[Dataset items]
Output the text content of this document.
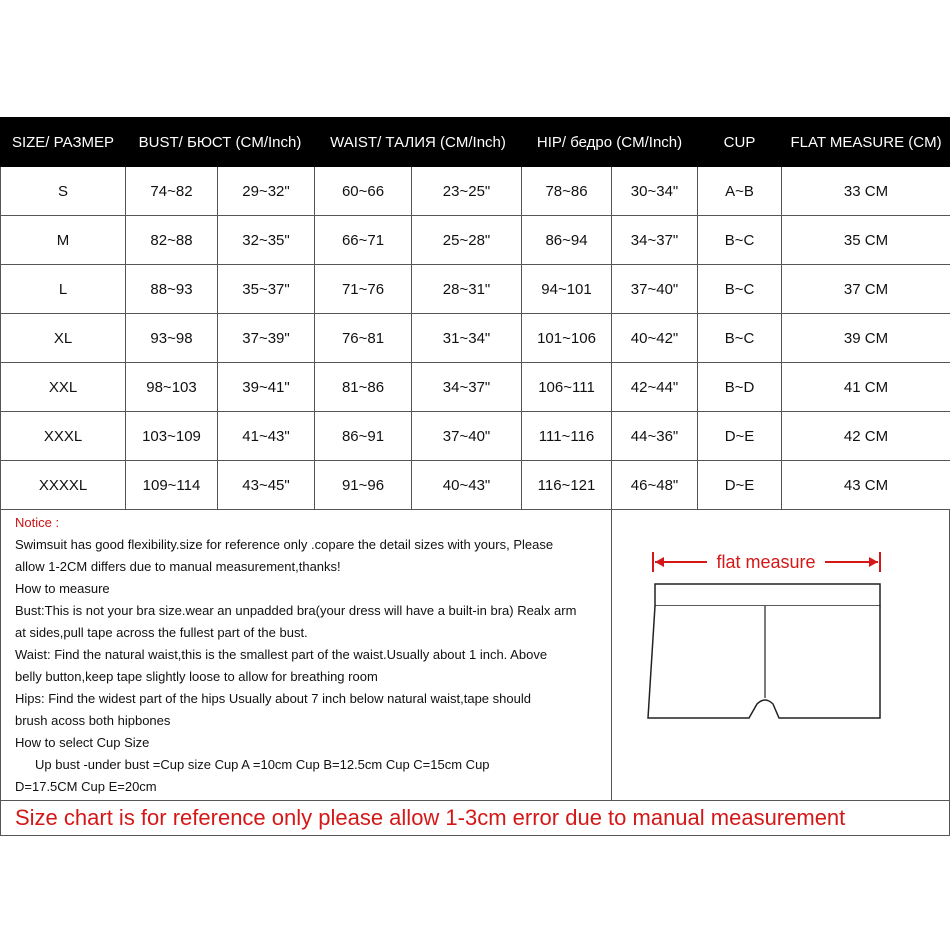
SIZE/ РАЗМЕР	BUST/ БЮСТ (CM/Inch)		WAIST/ ТАЛИЯ (CM/Inch)		HIP/ бедро (CM/Inch)		CUP	FLAT MEASURE (CM)
S	74~82	29~32"	60~66	23~25"	78~86	30~34"	A~B	33 CM
M	82~88	32~35"	66~71	25~28"	86~94	34~37"	B~C	35 CM
L	88~93	35~37"	71~76	28~31"	94~101	37~40"	B~C	37 CM
XL	93~98	37~39"	76~81	31~34"	101~106	40~42"	B~C	39 CM
XXL	98~103	39~41"	81~86	34~37"	106~111	42~44"	B~D	41 CM
XXXL	103~109	41~43"	86~91	37~40"	111~116	44~36"	D~E	42 CM
XXXXL	109~114	43~45"	91~96	40~43"	116~121	46~48"	D~E	43 CM
Notice :
Swimsuit has good flexibility.size for reference only .copare the detail sizes with yours, Please
allow 1-2CM differs due to manual measurement,thanks!
How to measure
Bust:This is not your bra size.wear an unpadded bra(your dress will have a built-in bra) Realx arm
at sides,pull tape across the fullest part of the bust.
Waist: Find the natural waist,this is the smallest part of the waist.Usually about 1 inch. Above
belly button,keep tape slightly loose to allow for breathing room
Hips: Find the widest part of the hips Usually about 7 inch below natural waist,tape should
brush acoss both hipbones
How to select Cup Size
Up bust -under bust =Cup size Cup A =10cm Cup B=12.5cm Cup C=15cm Cup
D=17.5CM Cup E=20cm
flat measure
Size chart is for reference only please allow 1-3cm error due to manual measurement
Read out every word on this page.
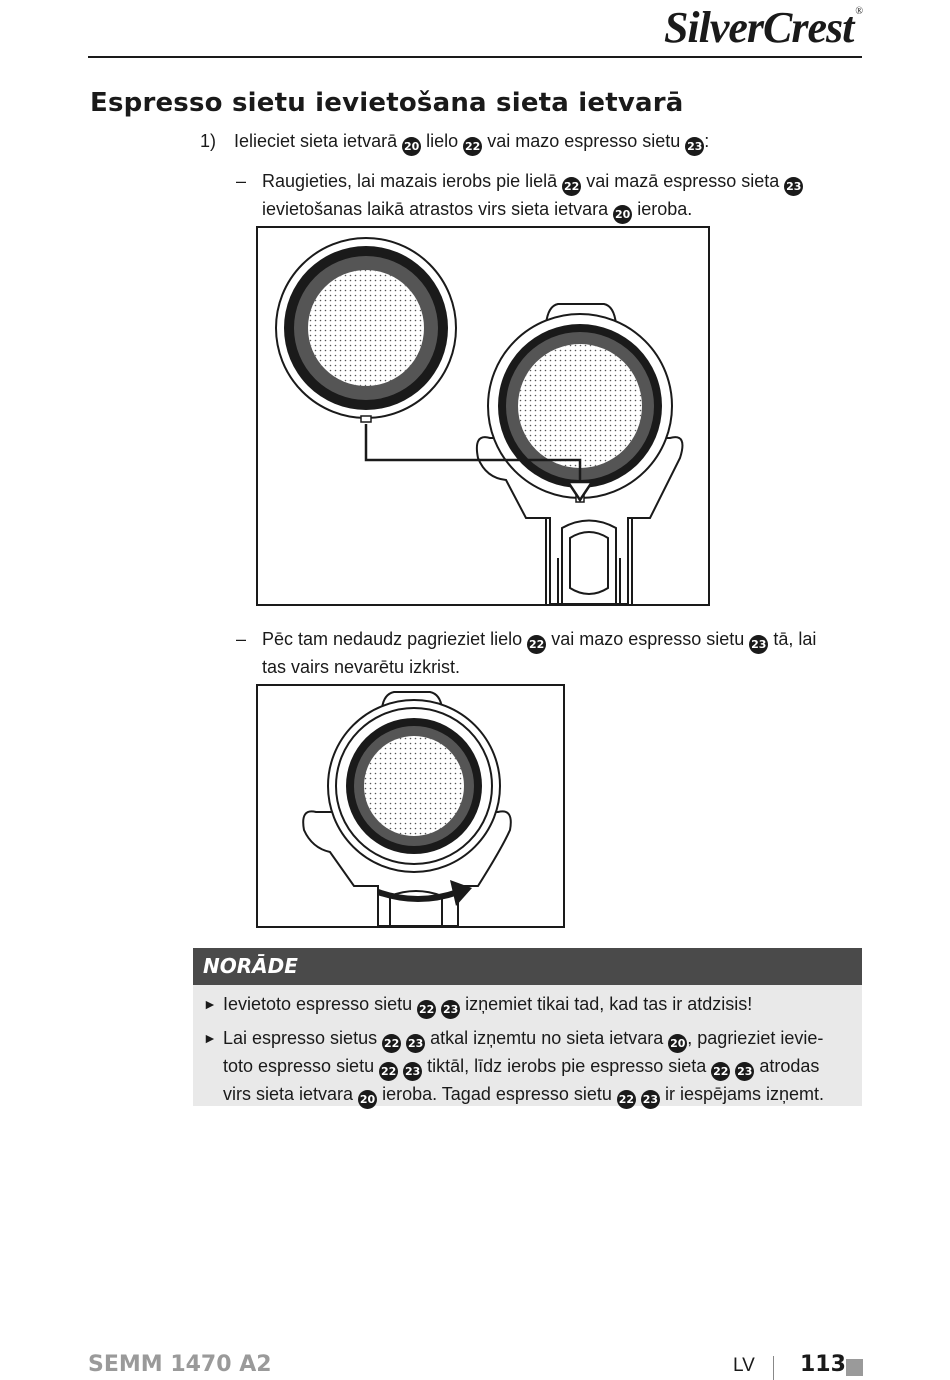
SilverCrest ®
Espresso sietu ievietošana sieta ietvarā
1) Ielieciet sieta ietvarā 20 lielo 22 vai mazo espresso sietu 23 :
– Raugieties, lai mazais ierobs pie lielā 22 vai mazā espresso sieta 23
ievietošanas laikā atrastos virs sieta ietvara 20 ieroba.
– Pēc tam nedaudz pagrieziet lielo 22 vai mazo espresso sietu 23 tā, lai
tas vairs nevarētu izkrist.
NORĀDE
► Ievietoto espresso sietu 22 23 izņemiet tikai tad, kad tas ir atdzisis!
► Lai espresso sietus 22 23 atkal izņemtu no sieta ietvara 20 , pagrieziet ievie-
toto espresso sietu 22 23 tiktāl, līdz ierobs pie espresso sieta 22 23 atrodas
virs sieta ietvara 20 ieroba. Tagad espresso sietu 22 23 ir iespējams izņemt.
SEMM 1470 A2	LV 113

Exercise description -
Reproduce every entry word for word, but skip any pictures.

Solution -
Output the text content of this document.
SIZE/ РАЗМЕР	BUST/ БЮСТ (CM/Inch)		WAIST/ ТАЛИЯ (CM/Inch)		HIP/ бедро (CM/Inch)		CUP	FLAT MEASURE (CM)
S	74~82	29~32"	60~66	23~25"	78~86	30~34"	A~B	33 CM
M	82~88	32~35"	66~71	25~28"	86~94	34~37"	B~C	35 CM
L	88~93	35~37"	71~76	28~31"	94~101	37~40"	B~C	37 CM
XL	93~98	37~39"	76~81	31~34"	101~106	40~42"	B~C	39 CM
XXL	98~103	39~41"	81~86	34~37"	106~111	42~44"	B~D	41 CM
XXXL	103~109	41~43"	86~91	37~40"	111~116	44~36"	D~E	42 CM
XXXXL	109~114	43~45"	91~96	40~43"	116~121	46~48"	D~E	43 CM
Notice :
Swimsuit has good flexibility.size for reference only .copare the detail sizes with yours, Please
allow 1-2CM differs due to manual measurement,thanks!
How to measure
Bust:This is not your bra size.wear an unpadded bra(your dress will have a built-in bra) Realx arm
at sides,pull tape across the fullest part of the bust.
Waist: Find the natural waist,this is the smallest part of the waist.Usually about 1 inch. Above
belly button,keep tape slightly loose to allow for breathing room
Hips: Find the widest part of the hips Usually about 7 inch below natural waist,tape should
brush acoss both hipbones
How to select Cup Size
Up bust -under bust =Cup size Cup A =10cm Cup B=12.5cm Cup C=15cm Cup
D=17.5CM Cup E=20cm
flat measure
Size chart is for reference only please allow 1-3cm error due to manual measurement
Read out every word on this page.
SilverCrest ®
Espresso sietu ievietošana sieta ietvarā
1) Ielieciet sieta ietvarā 20 lielo 22 vai mazo espresso sietu 23 :
– Raugieties, lai mazais ierobs pie lielā 22 vai mazā espresso sieta 23
ievietošanas laikā atrastos virs sieta ietvara 20 ieroba.
– Pēc tam nedaudz pagrieziet lielo 22 vai mazo espresso sietu 23 tā, lai
tas vairs nevarētu izkrist.
NORĀDE
► Ievietoto espresso sietu 22 23 izņemiet tikai tad, kad tas ir atdzisis!
► Lai espresso sietus 22 23 atkal izņemtu no sieta ietvara 20 , pagrieziet ievie-
toto espresso sietu 22 23 tiktāl, līdz ierobs pie espresso sieta 22 23 atrodas
virs sieta ietvara 20 ieroba. Tagad espresso sietu 22 23 ir iespējams izņemt.
SEMM 1470 A2	LV 113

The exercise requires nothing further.